Stored records
====================

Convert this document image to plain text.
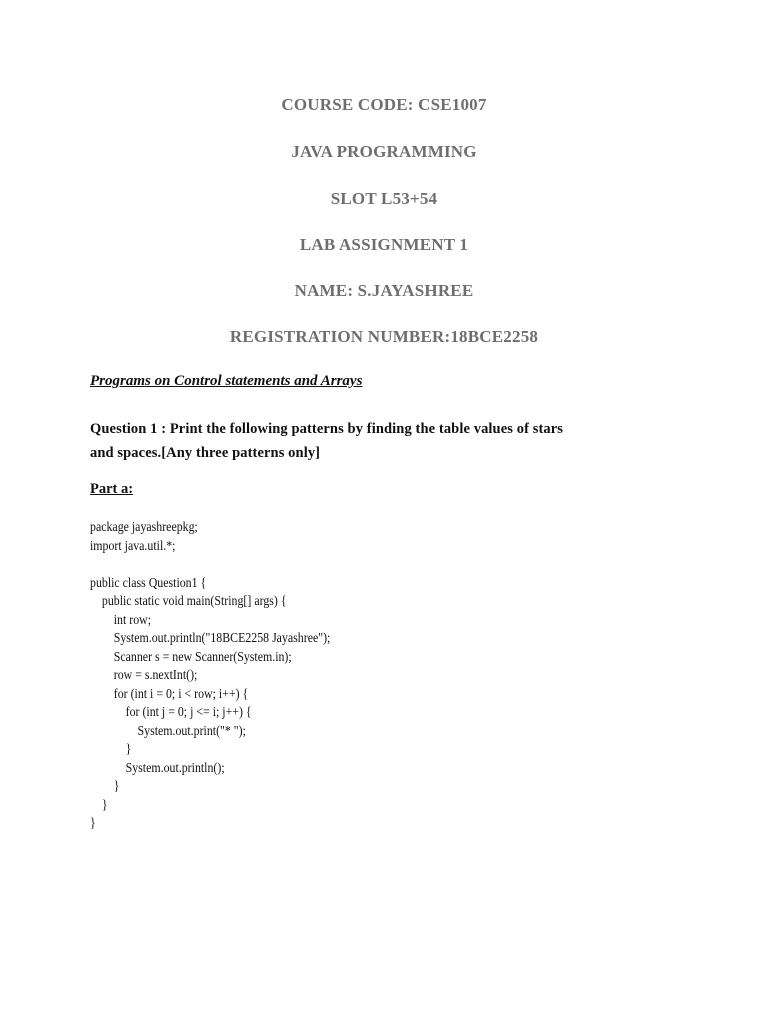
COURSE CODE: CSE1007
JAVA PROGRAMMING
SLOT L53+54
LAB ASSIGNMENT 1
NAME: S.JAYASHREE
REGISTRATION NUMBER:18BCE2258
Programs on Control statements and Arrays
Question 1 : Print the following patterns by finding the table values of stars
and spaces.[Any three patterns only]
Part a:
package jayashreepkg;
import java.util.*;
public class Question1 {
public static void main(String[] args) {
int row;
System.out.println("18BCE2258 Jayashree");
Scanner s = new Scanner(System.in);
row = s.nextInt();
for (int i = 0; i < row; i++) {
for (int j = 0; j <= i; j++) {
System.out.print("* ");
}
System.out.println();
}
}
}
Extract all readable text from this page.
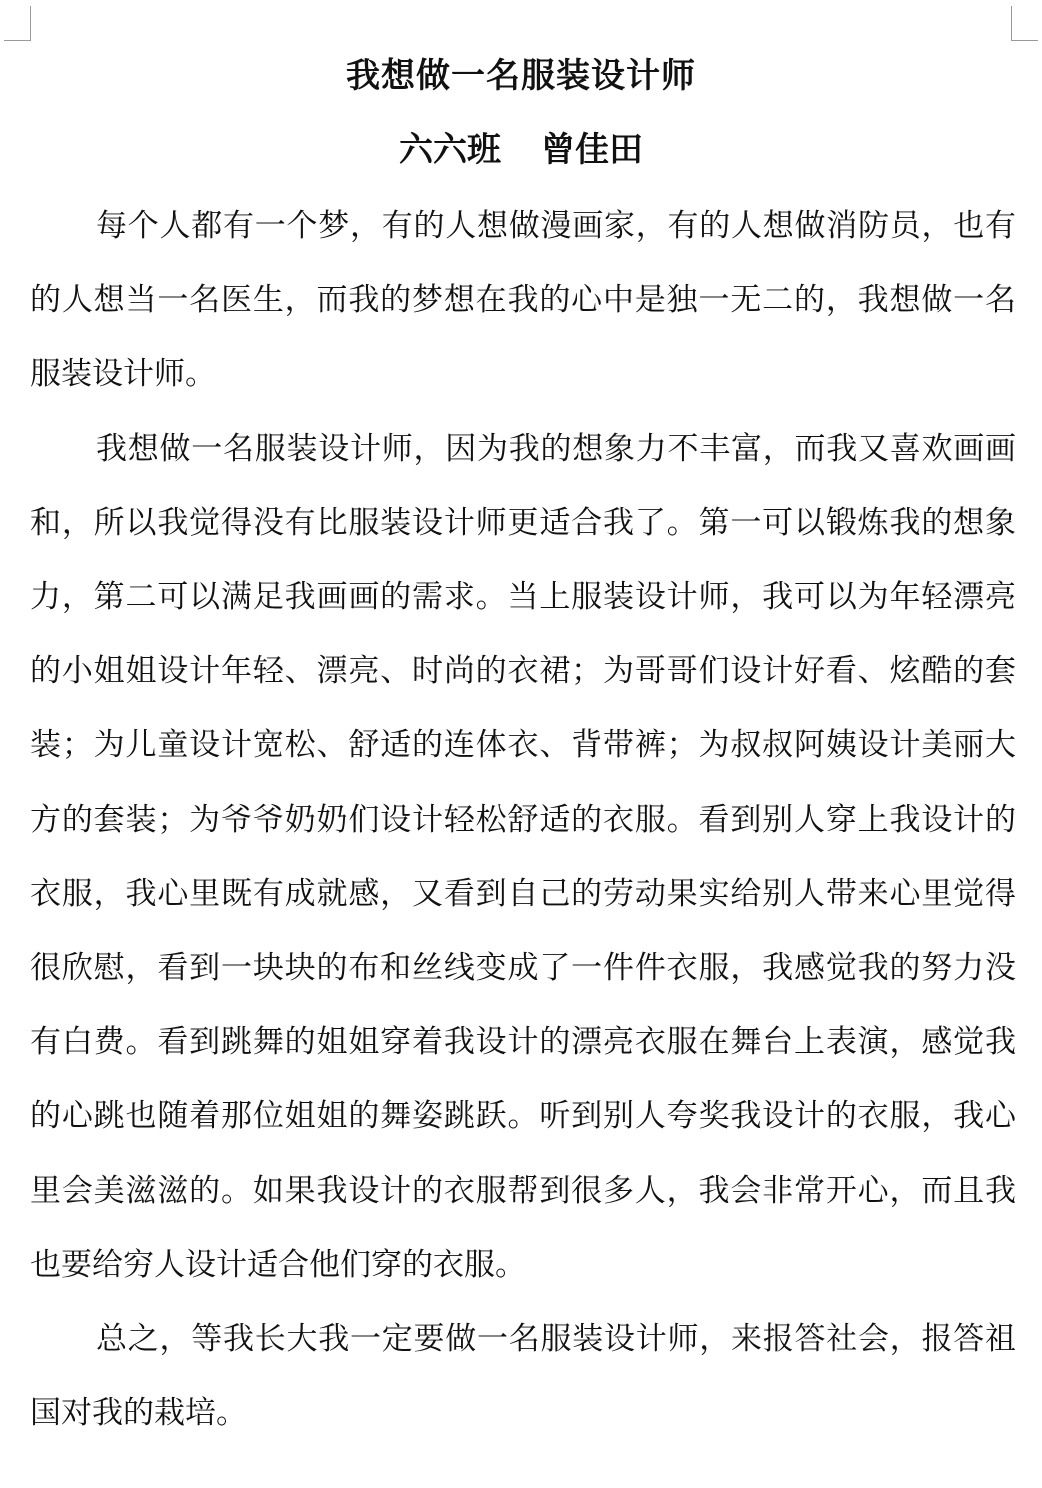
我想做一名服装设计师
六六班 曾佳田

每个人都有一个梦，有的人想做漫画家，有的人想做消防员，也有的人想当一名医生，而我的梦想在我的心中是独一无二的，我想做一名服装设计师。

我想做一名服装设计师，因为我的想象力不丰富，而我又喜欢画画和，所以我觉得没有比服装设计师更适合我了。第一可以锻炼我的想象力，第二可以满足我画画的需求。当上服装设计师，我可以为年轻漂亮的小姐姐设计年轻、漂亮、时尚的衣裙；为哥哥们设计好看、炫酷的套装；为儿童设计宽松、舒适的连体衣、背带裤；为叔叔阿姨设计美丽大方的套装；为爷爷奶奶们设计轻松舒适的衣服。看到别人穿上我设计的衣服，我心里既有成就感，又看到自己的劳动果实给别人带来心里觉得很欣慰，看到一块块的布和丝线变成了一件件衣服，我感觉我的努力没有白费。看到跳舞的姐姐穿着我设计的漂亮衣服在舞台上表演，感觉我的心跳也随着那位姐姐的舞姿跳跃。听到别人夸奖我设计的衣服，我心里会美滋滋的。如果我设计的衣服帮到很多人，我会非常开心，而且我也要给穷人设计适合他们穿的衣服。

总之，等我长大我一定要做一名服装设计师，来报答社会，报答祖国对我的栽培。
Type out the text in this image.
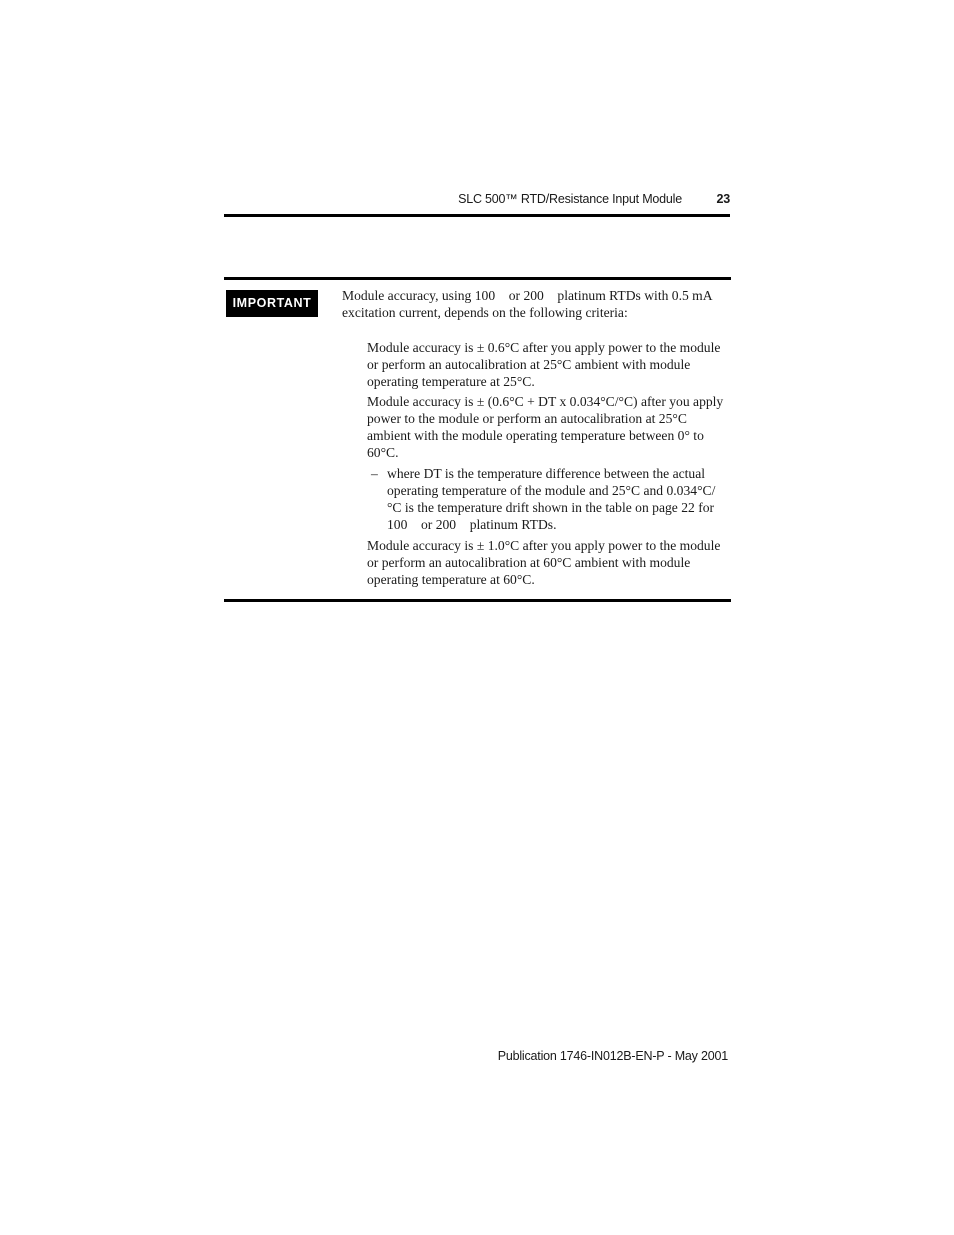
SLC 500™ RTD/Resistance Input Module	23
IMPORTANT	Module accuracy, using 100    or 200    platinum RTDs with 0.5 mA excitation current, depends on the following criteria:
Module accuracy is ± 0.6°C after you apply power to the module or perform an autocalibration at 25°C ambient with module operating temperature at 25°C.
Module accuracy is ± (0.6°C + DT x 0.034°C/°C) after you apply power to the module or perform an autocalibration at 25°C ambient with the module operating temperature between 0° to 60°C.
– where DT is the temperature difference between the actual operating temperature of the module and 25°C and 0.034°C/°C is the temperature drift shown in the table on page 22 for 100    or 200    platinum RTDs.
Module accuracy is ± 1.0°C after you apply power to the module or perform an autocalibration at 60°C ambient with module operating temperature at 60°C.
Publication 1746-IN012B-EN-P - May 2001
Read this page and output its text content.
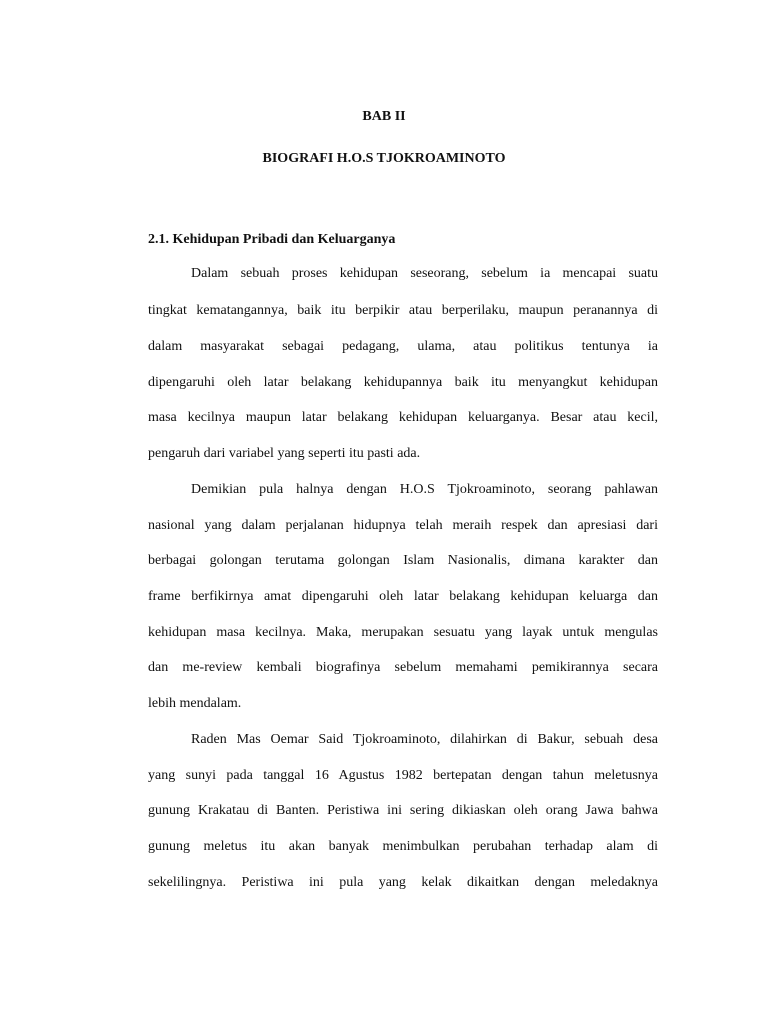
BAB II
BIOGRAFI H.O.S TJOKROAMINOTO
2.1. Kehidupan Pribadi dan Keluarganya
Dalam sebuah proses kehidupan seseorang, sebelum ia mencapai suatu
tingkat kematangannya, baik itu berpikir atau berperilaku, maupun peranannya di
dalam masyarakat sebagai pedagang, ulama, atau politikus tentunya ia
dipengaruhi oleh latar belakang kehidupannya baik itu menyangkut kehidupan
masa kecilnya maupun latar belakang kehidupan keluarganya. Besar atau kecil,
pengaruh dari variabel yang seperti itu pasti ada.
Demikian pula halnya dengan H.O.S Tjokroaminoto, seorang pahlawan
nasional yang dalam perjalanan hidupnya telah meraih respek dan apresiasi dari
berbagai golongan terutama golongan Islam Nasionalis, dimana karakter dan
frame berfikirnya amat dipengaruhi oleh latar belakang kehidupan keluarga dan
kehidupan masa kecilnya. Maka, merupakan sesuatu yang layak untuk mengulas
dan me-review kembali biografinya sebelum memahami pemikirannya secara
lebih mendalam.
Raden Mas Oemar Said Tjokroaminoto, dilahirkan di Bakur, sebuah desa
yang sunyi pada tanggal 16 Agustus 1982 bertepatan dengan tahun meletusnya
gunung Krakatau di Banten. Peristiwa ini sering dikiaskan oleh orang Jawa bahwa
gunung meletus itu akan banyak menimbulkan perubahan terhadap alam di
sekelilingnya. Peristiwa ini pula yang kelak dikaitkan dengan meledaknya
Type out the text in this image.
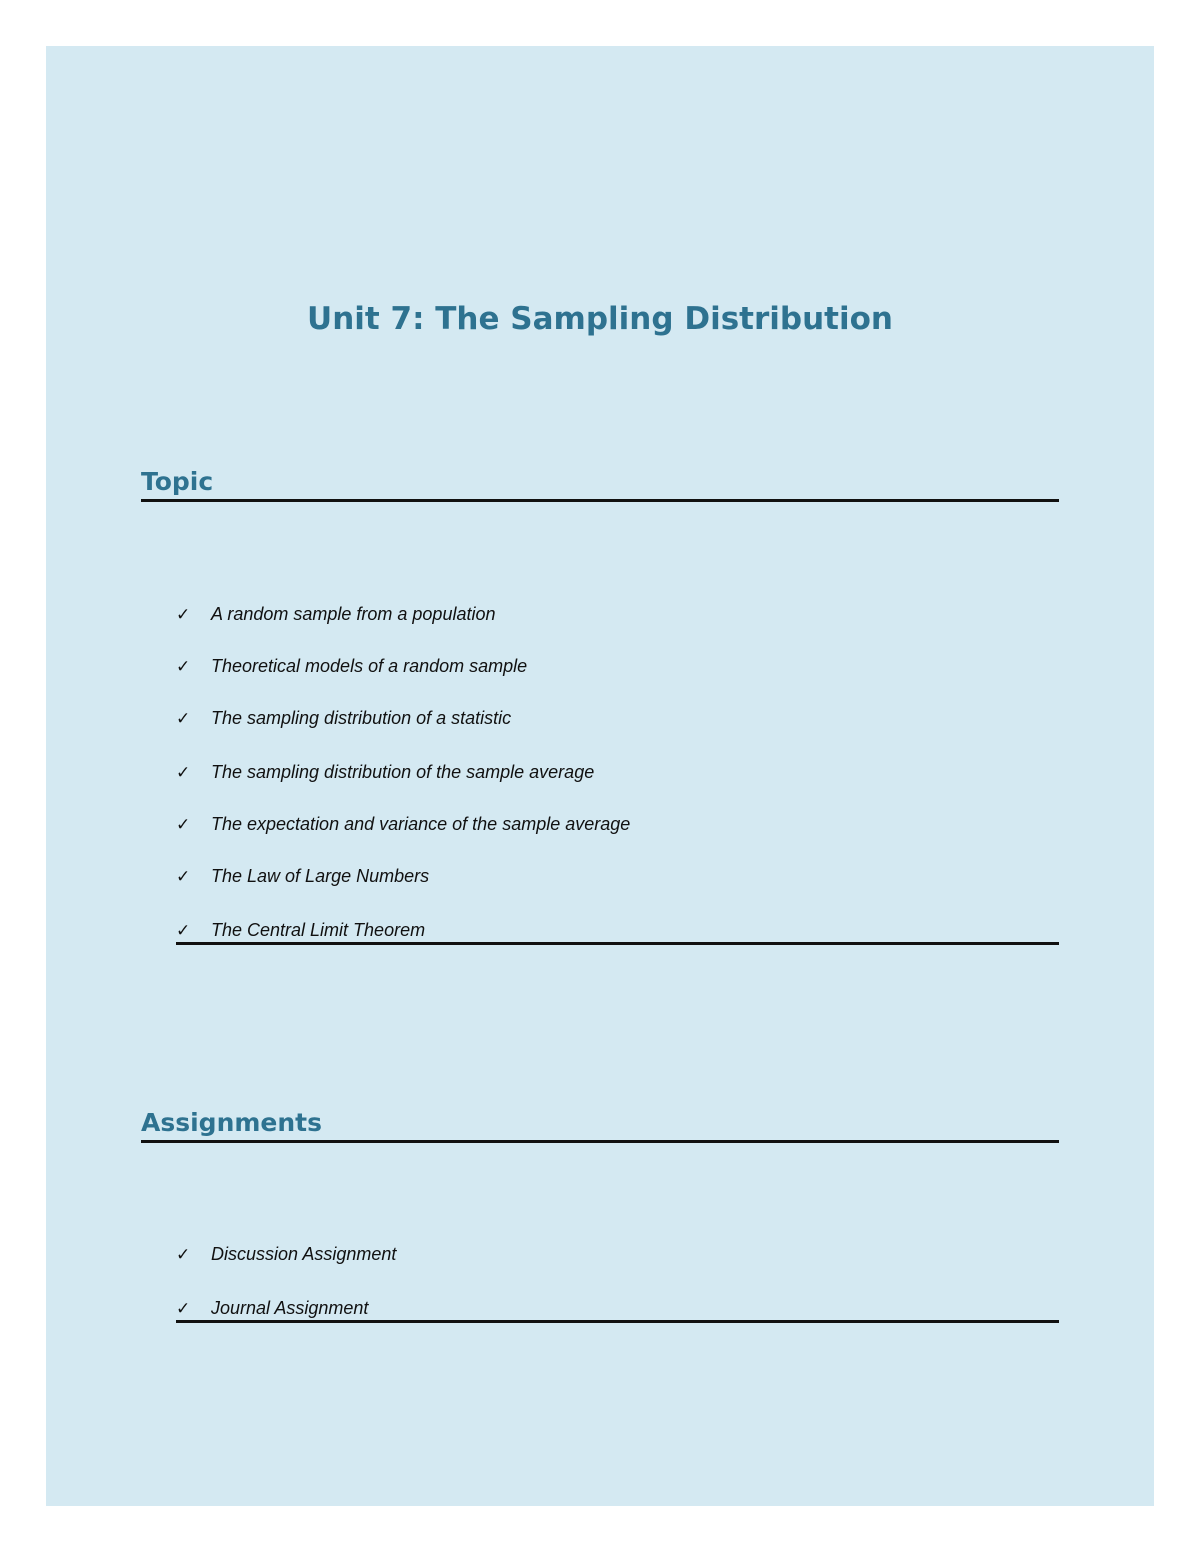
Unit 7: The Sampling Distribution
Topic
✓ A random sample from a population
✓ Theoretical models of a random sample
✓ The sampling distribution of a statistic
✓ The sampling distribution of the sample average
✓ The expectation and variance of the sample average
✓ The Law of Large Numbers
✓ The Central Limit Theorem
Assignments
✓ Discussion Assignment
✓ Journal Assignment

====================

__CHALLENGE__
Copy each line of the preceding data that contains the string "belakang".

__TASK ANSWER__
dipengaruhi oleh latar belakang kehidupannya baik itu menyangkut kehidupan
masa kecilnya maupun latar belakang kehidupan keluarganya. Besar atau kecil,
frame berfikirnya amat dipengaruhi oleh latar belakang kehidupan keluarga dan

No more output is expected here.